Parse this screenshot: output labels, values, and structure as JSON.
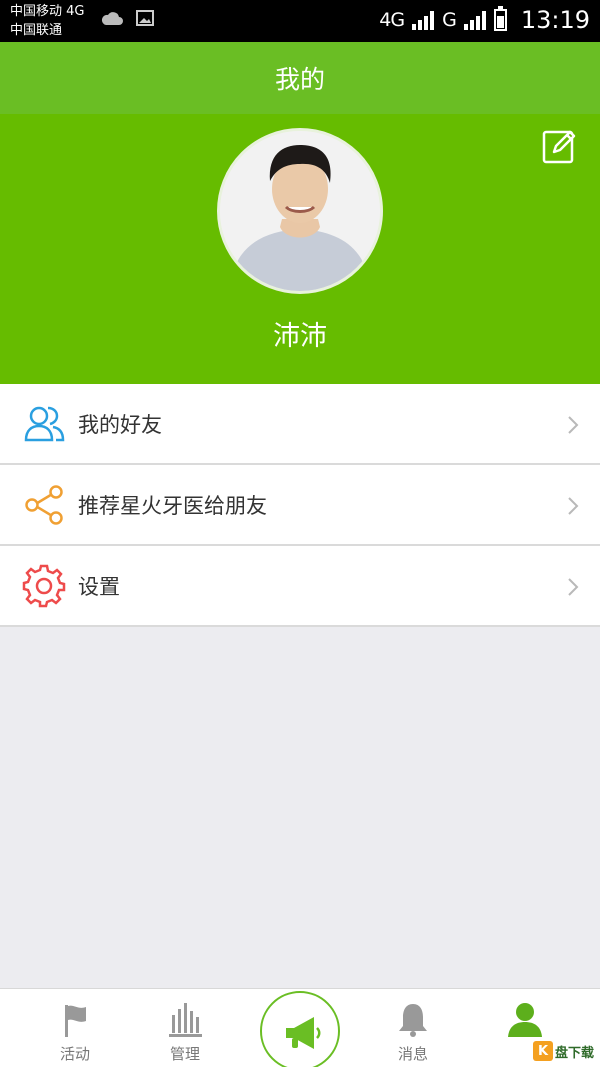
{
  "status_bar": {
    "carrier_1": "中国移动 4G",
    "carrier_2": "中国联通",
    "network_1": "4G",
    "network_2": "G",
    "time": "13:19"
  },
  "header": {
    "title": "我的"
  },
  "profile": {
    "name": "沛沛"
  },
  "menu": {
    "items": [
      {
        "label": "我的好友",
        "icon": "friends-icon",
        "color": "#2a9fe0"
      },
      {
        "label": "推荐星火牙医给朋友",
        "icon": "share-icon",
        "color": "#f0a033"
      },
      {
        "label": "设置",
        "icon": "gear-icon",
        "color": "#ee4b4b"
      }
    ]
  },
  "tabbar": {
    "tabs": [
      {
        "label": "活动",
        "icon": "flag-icon"
      },
      {
        "label": "管理",
        "icon": "bar-chart-icon"
      },
      {
        "label": "",
        "icon": "megaphone-icon"
      },
      {
        "label": "消息",
        "icon": "bell-icon"
      },
      {
        "label": "",
        "icon": "person-icon"
      }
    ]
  },
  "watermark": {
    "text": "盘下载"
  },
  "colors": {
    "accent": "#66bc00",
    "title_bar": "#6abe24"
  }
}
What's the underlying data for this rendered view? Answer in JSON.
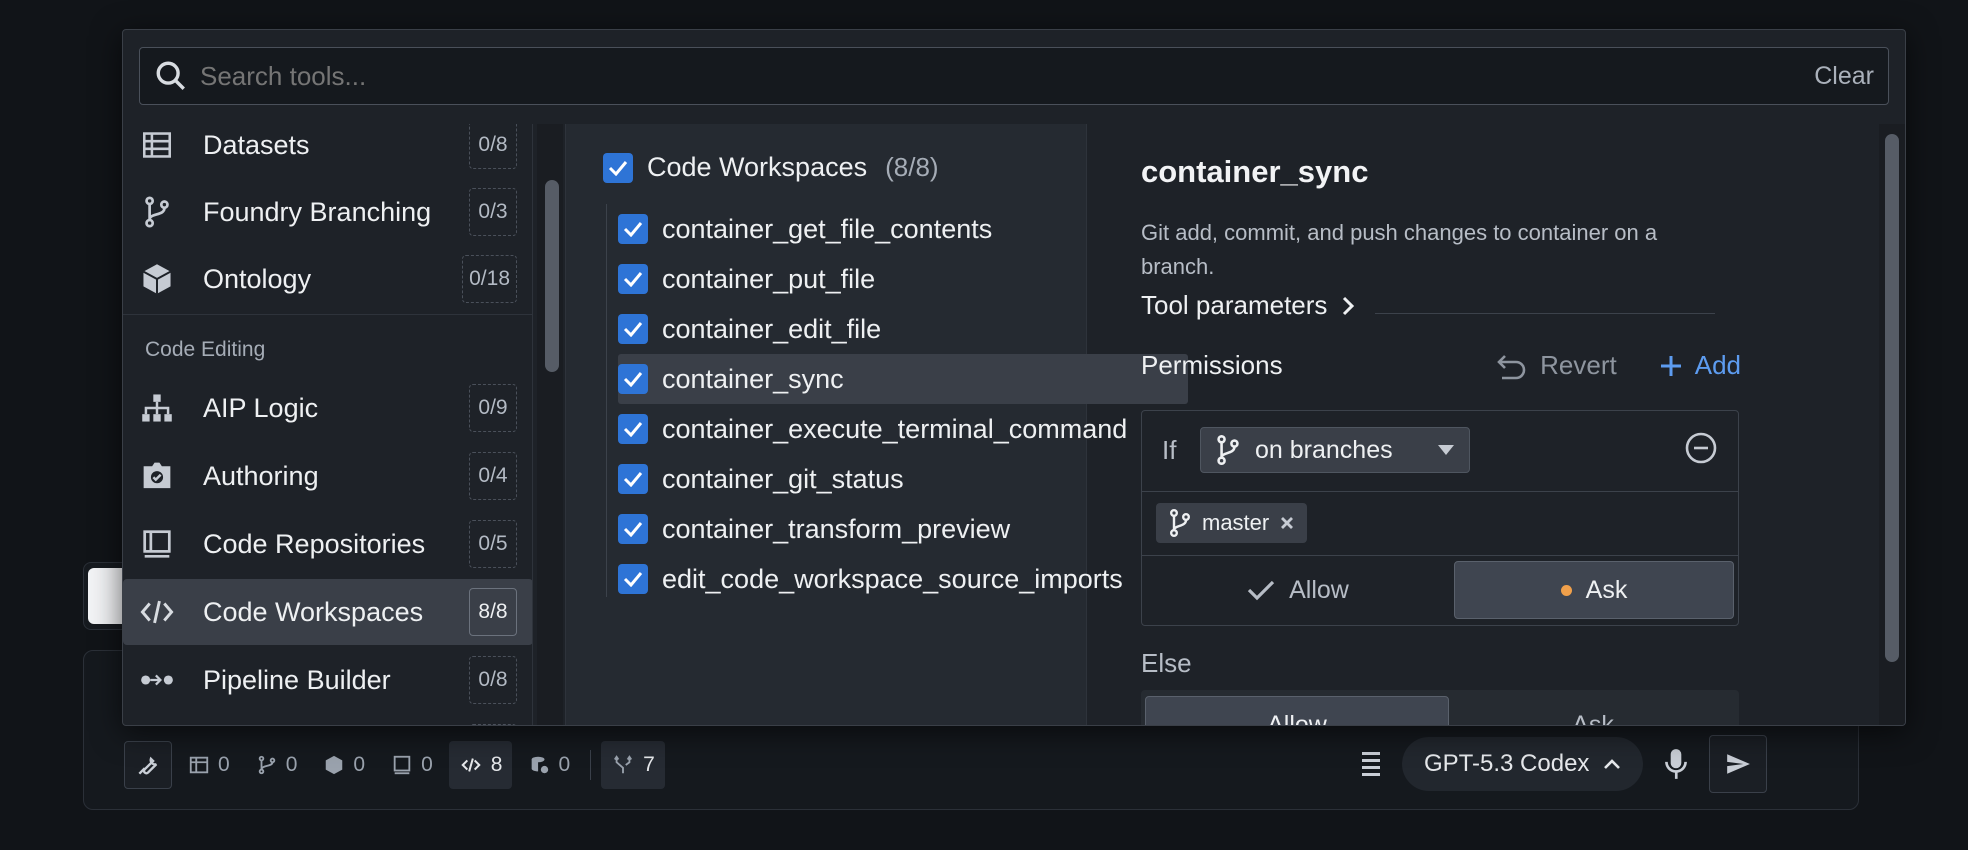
{
  "search": {
    "placeholder": "Search tools...",
    "clear_label": "Clear"
  },
  "sidebar": {
    "items_top": [
      {
        "label": "Datasets",
        "count": "0/8",
        "icon": "table-icon"
      },
      {
        "label": "Foundry Branching",
        "count": "0/3",
        "icon": "git-branch-icon"
      },
      {
        "label": "Ontology",
        "count": "0/18",
        "icon": "cube-icon"
      }
    ],
    "section": "Code Editing",
    "items_code": [
      {
        "label": "AIP Logic",
        "count": "0/9",
        "icon": "hierarchy-icon"
      },
      {
        "label": "Authoring",
        "count": "0/4",
        "icon": "authoring-icon"
      },
      {
        "label": "Code Repositories",
        "count": "0/5",
        "icon": "book-icon"
      },
      {
        "label": "Code Workspaces",
        "count": "8/8",
        "icon": "code-icon",
        "active": true
      },
      {
        "label": "Pipeline Builder",
        "count": "0/8",
        "icon": "pipeline-icon"
      }
    ]
  },
  "group": {
    "label": "Code Workspaces",
    "count": "(8/8)"
  },
  "tools": [
    "container_get_file_contents",
    "container_put_file",
    "container_edit_file",
    "container_sync",
    "container_execute_terminal_command",
    "container_git_status",
    "container_transform_preview",
    "edit_code_workspace_source_imports"
  ],
  "detail": {
    "title": "container_sync",
    "description": "Git add, commit, and push changes to container on a branch.",
    "params_label": "Tool parameters",
    "permissions_label": "Permissions",
    "revert_label": "Revert",
    "add_label": "Add",
    "rule": {
      "if_label": "If",
      "condition": "on branches",
      "tag": "master",
      "allow_label": "Allow",
      "ask_label": "Ask"
    },
    "else_label": "Else",
    "else_allow": "Allow",
    "else_ask": "Ask"
  },
  "bottom_bar": {
    "counts": [
      {
        "icon": "table-icon",
        "value": "0"
      },
      {
        "icon": "git-branch-icon",
        "value": "0"
      },
      {
        "icon": "cube-icon",
        "value": "0"
      },
      {
        "icon": "book-icon",
        "value": "0"
      },
      {
        "icon": "code-icon",
        "value": "8",
        "active": true
      },
      {
        "icon": "database-icon",
        "value": "0"
      }
    ],
    "merge_count": "7",
    "model": "GPT-5.3 Codex"
  },
  "colors": {
    "accent": "#2e74d6",
    "link": "#5d9cf0",
    "ask_dot": "#f0a04b"
  }
}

> PROBLEM TO SOLVE: Give the material again exactly as it is, but keep the pictures out.

> THE SOLUTION:
Parse this screenshot: output labels, values, and structure as JSON.
{
  "status_bar": {
    "carrier_1": "中国移动 4G",
    "carrier_2": "中国联通",
    "network_1": "4G",
    "network_2": "G",
    "time": "13:19"
  },
  "header": {
    "title": "我的"
  },
  "profile": {
    "name": "沛沛"
  },
  "menu": {
    "items": [
      {
        "label": "我的好友",
        "icon": "friends-icon",
        "color": "#2a9fe0"
      },
      {
        "label": "推荐星火牙医给朋友",
        "icon": "share-icon",
        "color": "#f0a033"
      },
      {
        "label": "设置",
        "icon": "gear-icon",
        "color": "#ee4b4b"
      }
    ]
  },
  "tabbar": {
    "tabs": [
      {
        "label": "活动",
        "icon": "flag-icon"
      },
      {
        "label": "管理",
        "icon": "bar-chart-icon"
      },
      {
        "label": "",
        "icon": "megaphone-icon"
      },
      {
        "label": "消息",
        "icon": "bell-icon"
      },
      {
        "label": "",
        "icon": "person-icon"
      }
    ]
  },
  "watermark": {
    "text": "盘下载"
  },
  "colors": {
    "accent": "#66bc00",
    "title_bar": "#6abe24"
  }
}
What's the underlying data for this rendered view? Answer in JSON.
{
  "search": {
    "placeholder": "Search tools...",
    "clear_label": "Clear"
  },
  "sidebar": {
    "items_top": [
      {
        "label": "Datasets",
        "count": "0/8",
        "icon": "table-icon"
      },
      {
        "label": "Foundry Branching",
        "count": "0/3",
        "icon": "git-branch-icon"
      },
      {
        "label": "Ontology",
        "count": "0/18",
        "icon": "cube-icon"
      }
    ],
    "section": "Code Editing",
    "items_code": [
      {
        "label": "AIP Logic",
        "count": "0/9",
        "icon": "hierarchy-icon"
      },
      {
        "label": "Authoring",
        "count": "0/4",
        "icon": "authoring-icon"
      },
      {
        "label": "Code Repositories",
        "count": "0/5",
        "icon": "book-icon"
      },
      {
        "label": "Code Workspaces",
        "count": "8/8",
        "icon": "code-icon",
        "active": true
      },
      {
        "label": "Pipeline Builder",
        "count": "0/8",
        "icon": "pipeline-icon"
      }
    ]
  },
  "group": {
    "label": "Code Workspaces",
    "count": "(8/8)"
  },
  "tools": [
    "container_get_file_contents",
    "container_put_file",
    "container_edit_file",
    "container_sync",
    "container_execute_terminal_command",
    "container_git_status",
    "container_transform_preview",
    "edit_code_workspace_source_imports"
  ],
  "detail": {
    "title": "container_sync",
    "description": "Git add, commit, and push changes to container on a branch.",
    "params_label": "Tool parameters",
    "permissions_label": "Permissions",
    "revert_label": "Revert",
    "add_label": "Add",
    "rule": {
      "if_label": "If",
      "condition": "on branches",
      "tag": "master",
      "allow_label": "Allow",
      "ask_label": "Ask"
    },
    "else_label": "Else",
    "else_allow": "Allow",
    "else_ask": "Ask"
  },
  "bottom_bar": {
    "counts": [
      {
        "icon": "table-icon",
        "value": "0"
      },
      {
        "icon": "git-branch-icon",
        "value": "0"
      },
      {
        "icon": "cube-icon",
        "value": "0"
      },
      {
        "icon": "book-icon",
        "value": "0"
      },
      {
        "icon": "code-icon",
        "value": "8",
        "active": true
      },
      {
        "icon": "database-icon",
        "value": "0"
      }
    ],
    "merge_count": "7",
    "model": "GPT-5.3 Codex"
  },
  "colors": {
    "accent": "#2e74d6",
    "link": "#5d9cf0",
    "ask_dot": "#f0a04b"
  }
}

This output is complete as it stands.